● REQUIREMENTS: Where a line contains the word "биологическое", copy that line.

[Extracted data entries]
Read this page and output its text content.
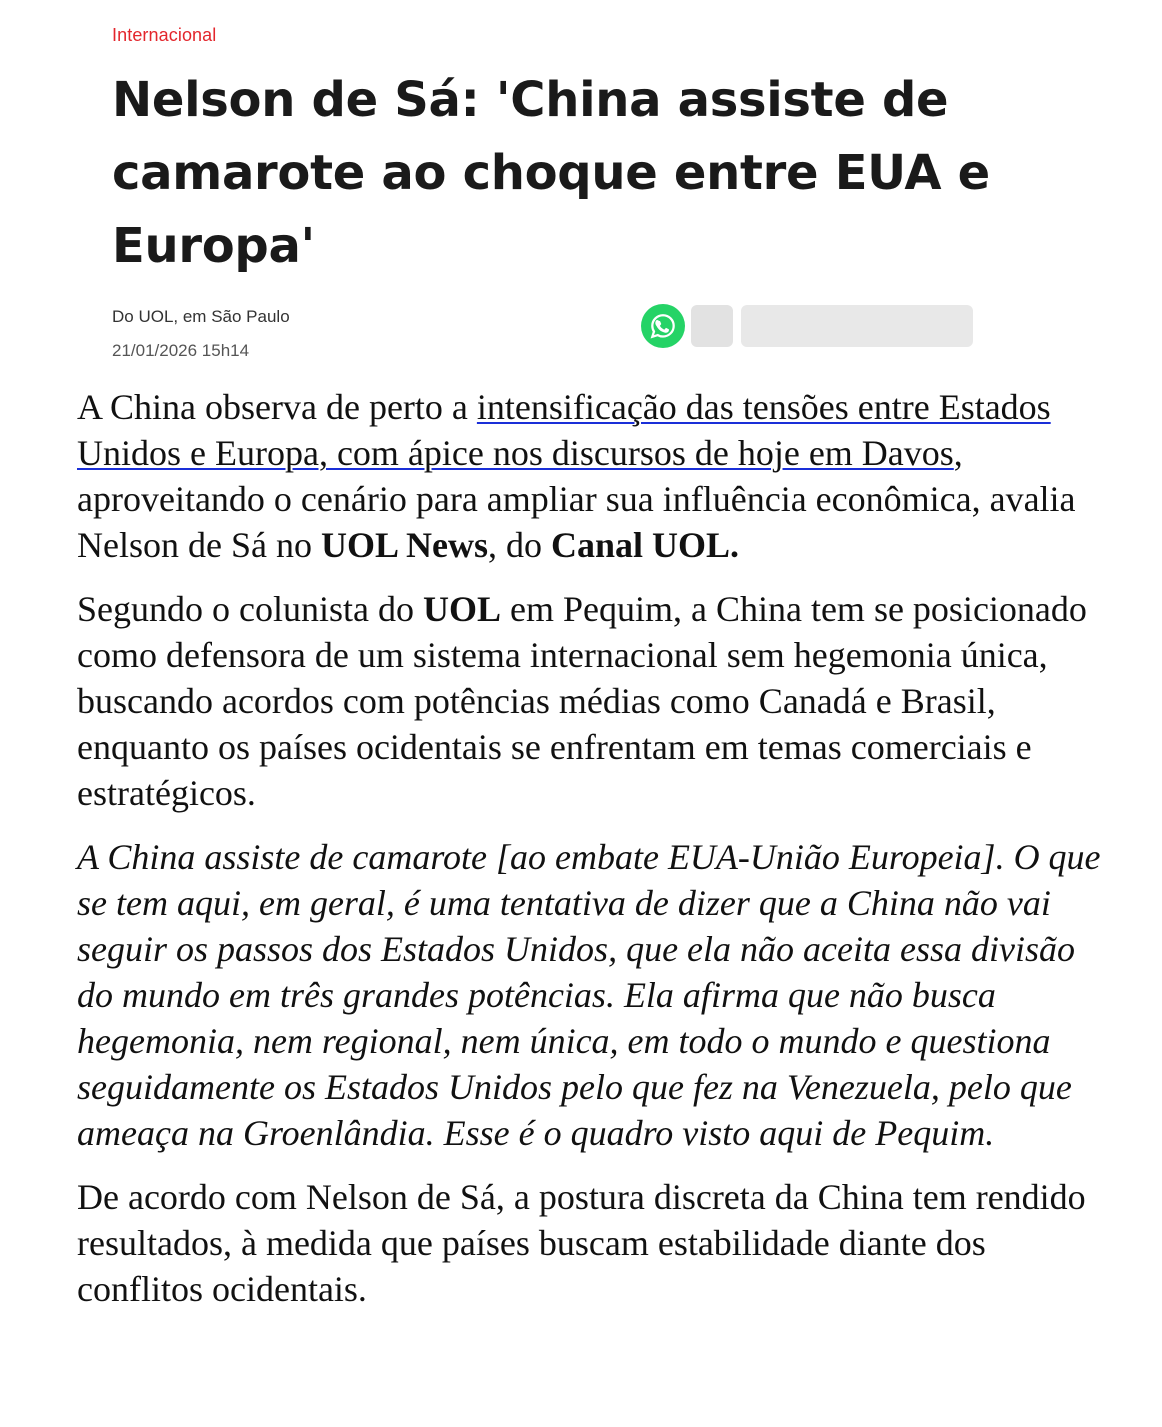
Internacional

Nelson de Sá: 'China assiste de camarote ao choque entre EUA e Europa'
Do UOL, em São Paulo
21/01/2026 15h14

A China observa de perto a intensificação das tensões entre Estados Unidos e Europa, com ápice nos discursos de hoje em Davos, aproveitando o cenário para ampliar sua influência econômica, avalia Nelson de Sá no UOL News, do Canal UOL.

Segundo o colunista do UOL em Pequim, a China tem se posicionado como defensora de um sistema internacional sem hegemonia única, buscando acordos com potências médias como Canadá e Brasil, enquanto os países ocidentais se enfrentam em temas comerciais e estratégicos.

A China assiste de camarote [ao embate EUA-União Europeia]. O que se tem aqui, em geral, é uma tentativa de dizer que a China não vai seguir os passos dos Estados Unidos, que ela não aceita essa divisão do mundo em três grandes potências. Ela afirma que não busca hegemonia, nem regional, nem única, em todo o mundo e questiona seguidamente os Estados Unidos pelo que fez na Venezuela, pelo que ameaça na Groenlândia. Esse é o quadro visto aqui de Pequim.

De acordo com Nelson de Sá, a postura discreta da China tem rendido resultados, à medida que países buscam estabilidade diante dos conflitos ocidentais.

--

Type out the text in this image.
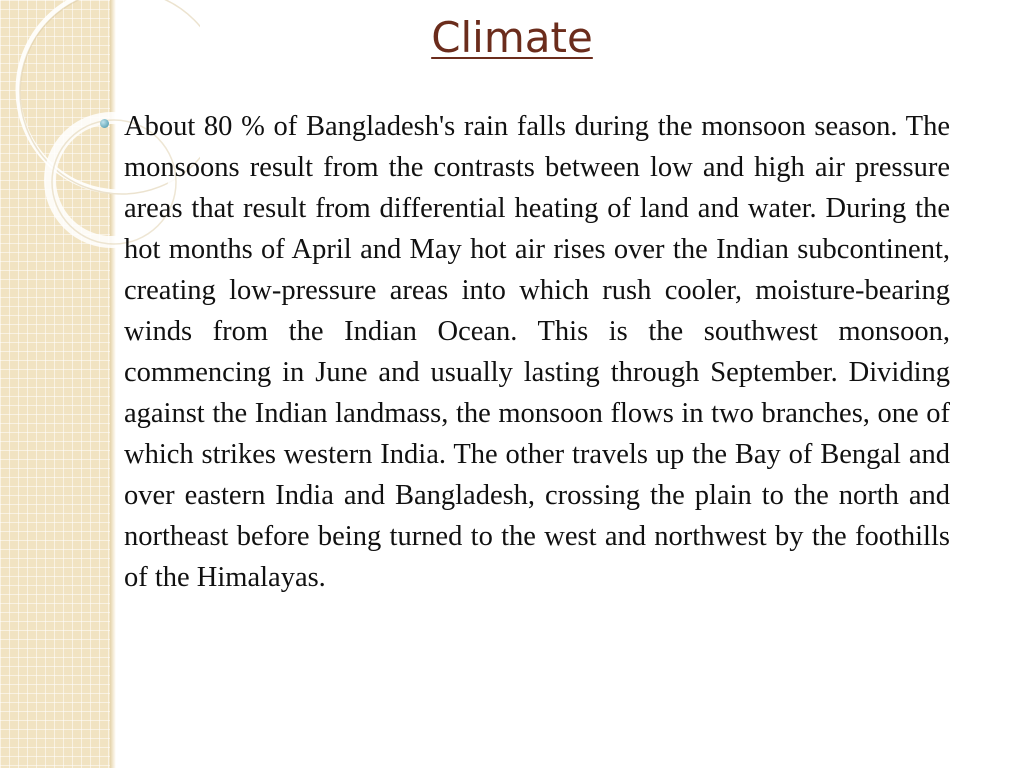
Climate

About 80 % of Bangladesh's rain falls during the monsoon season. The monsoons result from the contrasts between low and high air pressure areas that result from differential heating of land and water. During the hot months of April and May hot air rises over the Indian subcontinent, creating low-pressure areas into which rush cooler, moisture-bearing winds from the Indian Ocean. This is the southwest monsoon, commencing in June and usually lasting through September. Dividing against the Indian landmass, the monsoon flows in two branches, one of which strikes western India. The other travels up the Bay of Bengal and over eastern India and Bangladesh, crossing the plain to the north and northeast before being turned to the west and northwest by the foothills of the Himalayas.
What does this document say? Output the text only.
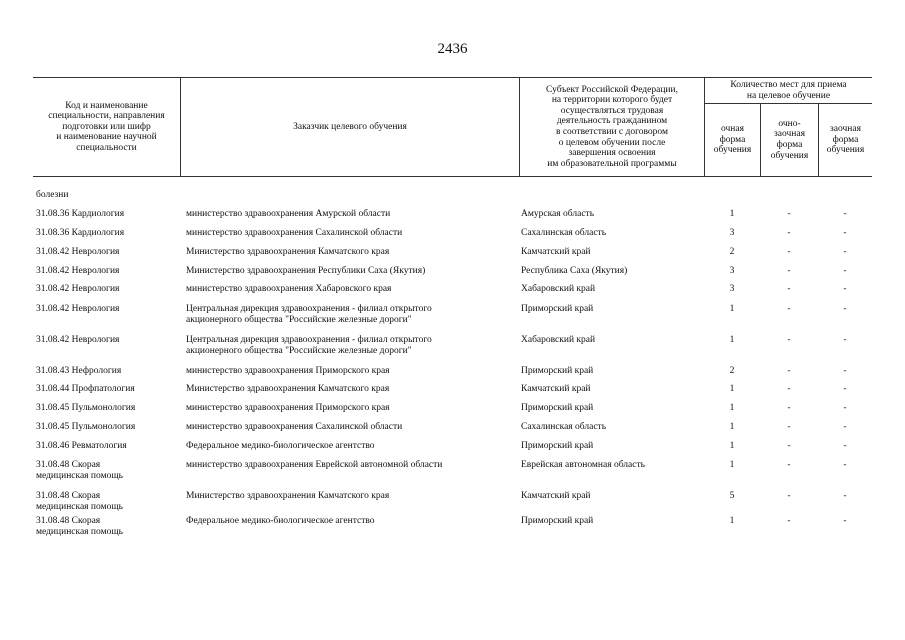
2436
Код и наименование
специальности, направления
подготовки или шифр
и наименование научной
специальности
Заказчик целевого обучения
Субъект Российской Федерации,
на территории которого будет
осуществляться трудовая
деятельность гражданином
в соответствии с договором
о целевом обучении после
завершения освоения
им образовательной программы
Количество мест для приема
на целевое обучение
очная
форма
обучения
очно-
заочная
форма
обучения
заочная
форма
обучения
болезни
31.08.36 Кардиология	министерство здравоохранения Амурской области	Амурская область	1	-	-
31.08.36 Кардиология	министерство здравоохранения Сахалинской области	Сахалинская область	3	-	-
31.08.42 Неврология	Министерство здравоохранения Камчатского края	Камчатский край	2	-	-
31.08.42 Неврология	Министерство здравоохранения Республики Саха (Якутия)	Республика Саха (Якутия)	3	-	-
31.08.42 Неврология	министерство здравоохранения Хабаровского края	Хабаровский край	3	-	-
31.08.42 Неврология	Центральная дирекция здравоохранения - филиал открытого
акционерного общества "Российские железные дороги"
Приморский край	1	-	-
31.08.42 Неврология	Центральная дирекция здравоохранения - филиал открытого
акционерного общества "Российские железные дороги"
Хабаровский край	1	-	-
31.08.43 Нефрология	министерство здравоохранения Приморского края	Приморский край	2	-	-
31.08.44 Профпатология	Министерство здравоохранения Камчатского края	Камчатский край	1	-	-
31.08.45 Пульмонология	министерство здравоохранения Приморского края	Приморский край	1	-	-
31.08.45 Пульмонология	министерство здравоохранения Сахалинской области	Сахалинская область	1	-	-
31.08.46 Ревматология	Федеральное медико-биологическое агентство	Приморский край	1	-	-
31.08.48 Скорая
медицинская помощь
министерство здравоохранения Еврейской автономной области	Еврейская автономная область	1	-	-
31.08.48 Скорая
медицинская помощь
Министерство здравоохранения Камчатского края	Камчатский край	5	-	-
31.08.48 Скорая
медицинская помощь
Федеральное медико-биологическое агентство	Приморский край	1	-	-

● RESULT OF THE EXERCISE:
31.08.46 Ревматология	Федеральное медико-биологическое агентство	Приморский край	1	-	-
Федеральное медико-биологическое агентство	Приморский край	1	-	-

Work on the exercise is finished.